-- Start Data excerpts --

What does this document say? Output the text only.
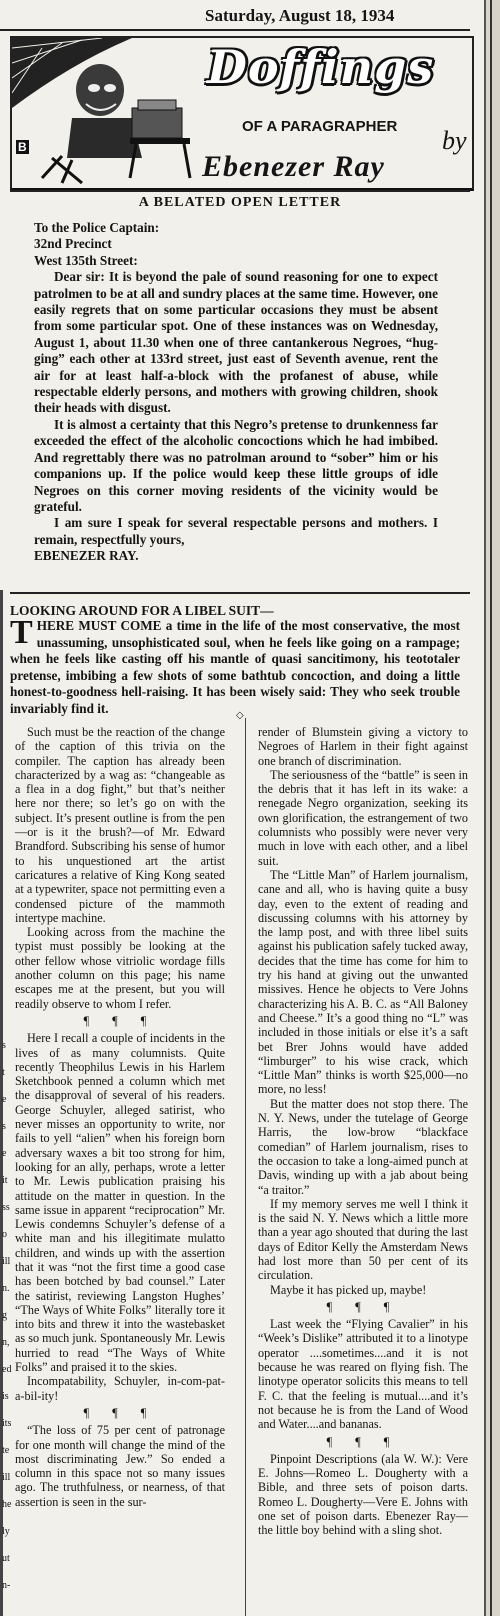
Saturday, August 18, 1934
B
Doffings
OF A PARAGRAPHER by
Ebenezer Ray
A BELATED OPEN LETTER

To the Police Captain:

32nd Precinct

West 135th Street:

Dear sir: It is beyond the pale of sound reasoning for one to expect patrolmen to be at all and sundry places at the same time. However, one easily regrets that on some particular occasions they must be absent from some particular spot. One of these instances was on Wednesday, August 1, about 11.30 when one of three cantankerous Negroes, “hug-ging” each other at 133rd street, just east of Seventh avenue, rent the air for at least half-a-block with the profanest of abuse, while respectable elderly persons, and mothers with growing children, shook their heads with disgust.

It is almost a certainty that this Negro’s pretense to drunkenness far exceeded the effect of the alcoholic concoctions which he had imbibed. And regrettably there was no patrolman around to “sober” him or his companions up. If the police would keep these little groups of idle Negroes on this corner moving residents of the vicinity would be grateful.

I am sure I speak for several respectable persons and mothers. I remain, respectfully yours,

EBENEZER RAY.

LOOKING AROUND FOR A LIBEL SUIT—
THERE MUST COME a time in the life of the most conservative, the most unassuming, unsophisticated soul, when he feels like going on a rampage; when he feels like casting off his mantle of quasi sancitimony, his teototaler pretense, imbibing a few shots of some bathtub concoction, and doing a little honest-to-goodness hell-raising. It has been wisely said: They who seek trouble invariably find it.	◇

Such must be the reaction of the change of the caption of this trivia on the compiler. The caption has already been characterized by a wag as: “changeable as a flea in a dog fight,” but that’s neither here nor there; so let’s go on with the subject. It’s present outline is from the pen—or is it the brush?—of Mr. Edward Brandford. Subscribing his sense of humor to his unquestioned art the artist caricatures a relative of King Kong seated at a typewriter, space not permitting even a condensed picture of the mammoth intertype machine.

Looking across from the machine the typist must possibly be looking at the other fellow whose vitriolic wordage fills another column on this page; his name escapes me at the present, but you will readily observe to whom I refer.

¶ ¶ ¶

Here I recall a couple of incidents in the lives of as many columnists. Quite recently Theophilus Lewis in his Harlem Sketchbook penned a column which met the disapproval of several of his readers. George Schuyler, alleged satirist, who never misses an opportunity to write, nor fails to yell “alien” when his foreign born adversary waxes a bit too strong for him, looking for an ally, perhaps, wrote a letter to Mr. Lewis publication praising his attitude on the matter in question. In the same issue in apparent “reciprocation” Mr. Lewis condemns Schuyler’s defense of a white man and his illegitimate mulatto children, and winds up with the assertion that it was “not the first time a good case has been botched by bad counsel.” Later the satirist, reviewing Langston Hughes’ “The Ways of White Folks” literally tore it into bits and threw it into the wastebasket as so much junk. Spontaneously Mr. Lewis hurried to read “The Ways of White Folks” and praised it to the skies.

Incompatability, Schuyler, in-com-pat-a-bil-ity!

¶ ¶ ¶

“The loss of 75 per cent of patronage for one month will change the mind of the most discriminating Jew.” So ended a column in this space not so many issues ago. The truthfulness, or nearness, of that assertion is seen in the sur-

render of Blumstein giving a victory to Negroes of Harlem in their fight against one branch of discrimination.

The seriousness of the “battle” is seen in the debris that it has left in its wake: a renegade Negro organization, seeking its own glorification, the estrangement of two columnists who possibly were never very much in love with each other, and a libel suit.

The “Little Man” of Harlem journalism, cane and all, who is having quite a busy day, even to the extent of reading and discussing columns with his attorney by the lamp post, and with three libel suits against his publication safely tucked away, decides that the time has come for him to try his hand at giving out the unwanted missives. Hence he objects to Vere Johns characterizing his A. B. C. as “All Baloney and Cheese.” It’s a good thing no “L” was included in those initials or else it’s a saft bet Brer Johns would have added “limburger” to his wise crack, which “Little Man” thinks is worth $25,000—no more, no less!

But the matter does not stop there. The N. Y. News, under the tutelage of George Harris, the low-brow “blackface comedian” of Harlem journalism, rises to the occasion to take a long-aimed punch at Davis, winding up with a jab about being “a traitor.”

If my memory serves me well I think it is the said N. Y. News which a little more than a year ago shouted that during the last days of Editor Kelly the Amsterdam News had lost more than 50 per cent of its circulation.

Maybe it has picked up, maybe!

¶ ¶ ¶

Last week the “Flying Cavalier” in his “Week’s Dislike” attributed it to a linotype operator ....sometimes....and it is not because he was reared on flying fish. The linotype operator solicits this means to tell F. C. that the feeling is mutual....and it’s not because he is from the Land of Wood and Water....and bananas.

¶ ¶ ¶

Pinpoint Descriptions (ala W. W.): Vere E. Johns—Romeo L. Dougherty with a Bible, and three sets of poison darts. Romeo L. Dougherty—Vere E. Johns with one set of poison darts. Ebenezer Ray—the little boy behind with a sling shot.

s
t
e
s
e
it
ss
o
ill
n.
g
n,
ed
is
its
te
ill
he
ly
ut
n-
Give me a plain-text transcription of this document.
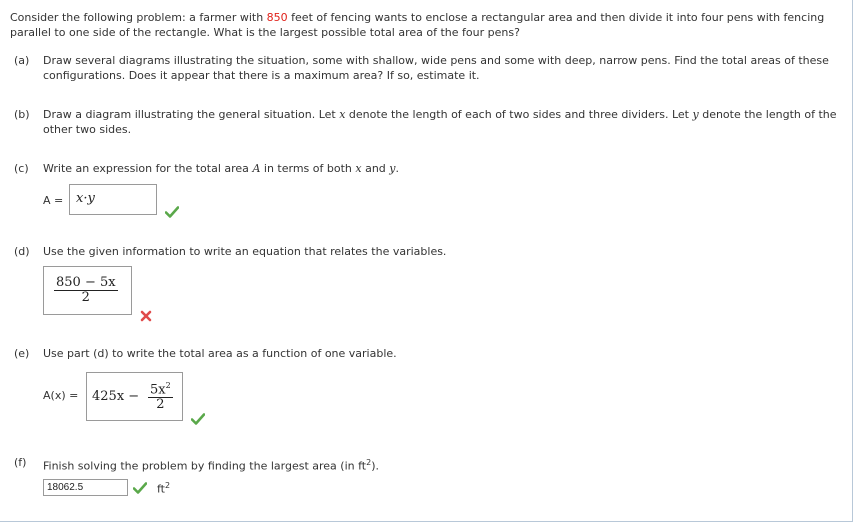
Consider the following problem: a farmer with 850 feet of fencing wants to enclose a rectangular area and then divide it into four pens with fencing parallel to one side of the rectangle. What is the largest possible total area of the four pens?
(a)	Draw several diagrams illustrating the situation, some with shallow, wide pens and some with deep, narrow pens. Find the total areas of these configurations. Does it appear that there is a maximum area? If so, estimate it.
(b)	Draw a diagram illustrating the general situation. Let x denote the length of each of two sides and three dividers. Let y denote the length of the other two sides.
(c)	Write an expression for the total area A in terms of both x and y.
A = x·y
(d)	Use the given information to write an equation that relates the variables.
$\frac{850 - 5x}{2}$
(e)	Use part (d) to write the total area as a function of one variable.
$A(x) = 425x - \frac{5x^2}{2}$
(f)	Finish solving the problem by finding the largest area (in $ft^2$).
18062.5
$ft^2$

-- End Data excerpts --

> _The request_: Repeat the listing above exactly, with no pictures.

> _Reply_:
What does this document say? Output the text only.
Saturday, August 18, 1934
B
Doffings
OF A PARAGRAPHER by
Ebenezer Ray
A BELATED OPEN LETTER

To the Police Captain:

32nd Precinct

West 135th Street:

Dear sir: It is beyond the pale of sound reasoning for one to expect patrolmen to be at all and sundry places at the same time. However, one easily regrets that on some particular occasions they must be absent from some particular spot. One of these instances was on Wednesday, August 1, about 11.30 when one of three cantankerous Negroes, “hug-ging” each other at 133rd street, just east of Seventh avenue, rent the air for at least half-a-block with the profanest of abuse, while respectable elderly persons, and mothers with growing children, shook their heads with disgust.

It is almost a certainty that this Negro’s pretense to drunkenness far exceeded the effect of the alcoholic concoctions which he had imbibed. And regrettably there was no patrolman around to “sober” him or his companions up. If the police would keep these little groups of idle Negroes on this corner moving residents of the vicinity would be grateful.

I am sure I speak for several respectable persons and mothers. I remain, respectfully yours,

EBENEZER RAY.

LOOKING AROUND FOR A LIBEL SUIT—
THERE MUST COME a time in the life of the most conservative, the most unassuming, unsophisticated soul, when he feels like going on a rampage; when he feels like casting off his mantle of quasi sancitimony, his teototaler pretense, imbibing a few shots of some bathtub concoction, and doing a little honest-to-goodness hell-raising. It has been wisely said: They who seek trouble invariably find it.	◇

Such must be the reaction of the change of the caption of this trivia on the compiler. The caption has already been characterized by a wag as: “changeable as a flea in a dog fight,” but that’s neither here nor there; so let’s go on with the subject. It’s present outline is from the pen—or is it the brush?—of Mr. Edward Brandford. Subscribing his sense of humor to his unquestioned art the artist caricatures a relative of King Kong seated at a typewriter, space not permitting even a condensed picture of the mammoth intertype machine.

Looking across from the machine the typist must possibly be looking at the other fellow whose vitriolic wordage fills another column on this page; his name escapes me at the present, but you will readily observe to whom I refer.

¶ ¶ ¶

Here I recall a couple of incidents in the lives of as many columnists. Quite recently Theophilus Lewis in his Harlem Sketchbook penned a column which met the disapproval of several of his readers. George Schuyler, alleged satirist, who never misses an opportunity to write, nor fails to yell “alien” when his foreign born adversary waxes a bit too strong for him, looking for an ally, perhaps, wrote a letter to Mr. Lewis publication praising his attitude on the matter in question. In the same issue in apparent “reciprocation” Mr. Lewis condemns Schuyler’s defense of a white man and his illegitimate mulatto children, and winds up with the assertion that it was “not the first time a good case has been botched by bad counsel.” Later the satirist, reviewing Langston Hughes’ “The Ways of White Folks” literally tore it into bits and threw it into the wastebasket as so much junk. Spontaneously Mr. Lewis hurried to read “The Ways of White Folks” and praised it to the skies.

Incompatability, Schuyler, in-com-pat-a-bil-ity!

¶ ¶ ¶

“The loss of 75 per cent of patronage for one month will change the mind of the most discriminating Jew.” So ended a column in this space not so many issues ago. The truthfulness, or nearness, of that assertion is seen in the sur-

render of Blumstein giving a victory to Negroes of Harlem in their fight against one branch of discrimination.

The seriousness of the “battle” is seen in the debris that it has left in its wake: a renegade Negro organization, seeking its own glorification, the estrangement of two columnists who possibly were never very much in love with each other, and a libel suit.

The “Little Man” of Harlem journalism, cane and all, who is having quite a busy day, even to the extent of reading and discussing columns with his attorney by the lamp post, and with three libel suits against his publication safely tucked away, decides that the time has come for him to try his hand at giving out the unwanted missives. Hence he objects to Vere Johns characterizing his A. B. C. as “All Baloney and Cheese.” It’s a good thing no “L” was included in those initials or else it’s a saft bet Brer Johns would have added “limburger” to his wise crack, which “Little Man” thinks is worth $25,000—no more, no less!

But the matter does not stop there. The N. Y. News, under the tutelage of George Harris, the low-brow “blackface comedian” of Harlem journalism, rises to the occasion to take a long-aimed punch at Davis, winding up with a jab about being “a traitor.”

If my memory serves me well I think it is the said N. Y. News which a little more than a year ago shouted that during the last days of Editor Kelly the Amsterdam News had lost more than 50 per cent of its circulation.

Maybe it has picked up, maybe!

¶ ¶ ¶

Last week the “Flying Cavalier” in his “Week’s Dislike” attributed it to a linotype operator ....sometimes....and it is not because he was reared on flying fish. The linotype operator solicits this means to tell F. C. that the feeling is mutual....and it’s not because he is from the Land of Wood and Water....and bananas.

¶ ¶ ¶

Pinpoint Descriptions (ala W. W.): Vere E. Johns—Romeo L. Dougherty with a Bible, and three sets of poison darts. Romeo L. Dougherty—Vere E. Johns with one set of poison darts. Ebenezer Ray—the little boy behind with a sling shot.

s
t
e
s
e
it
ss
o
ill
n.
g
n,
ed
is
its
te
ill
he
ly
ut
n-
Give me a plain-text transcription of this document.
Consider the following problem: a farmer with 850 feet of fencing wants to enclose a rectangular area and then divide it into four pens with fencing parallel to one side of the rectangle. What is the largest possible total area of the four pens?
(a)	Draw several diagrams illustrating the situation, some with shallow, wide pens and some with deep, narrow pens. Find the total areas of these configurations. Does it appear that there is a maximum area? If so, estimate it.
(b)	Draw a diagram illustrating the general situation. Let x denote the length of each of two sides and three dividers. Let y denote the length of the other two sides.
(c)	Write an expression for the total area A in terms of both x and y.
A = x·y
(d)	Use the given information to write an equation that relates the variables.
$\frac{850 - 5x}{2}$
(e)	Use part (d) to write the total area as a function of one variable.
$A(x) = 425x - \frac{5x^2}{2}$
(f)	Finish solving the problem by finding the largest area (in $ft^2$).
18062.5
$ft^2$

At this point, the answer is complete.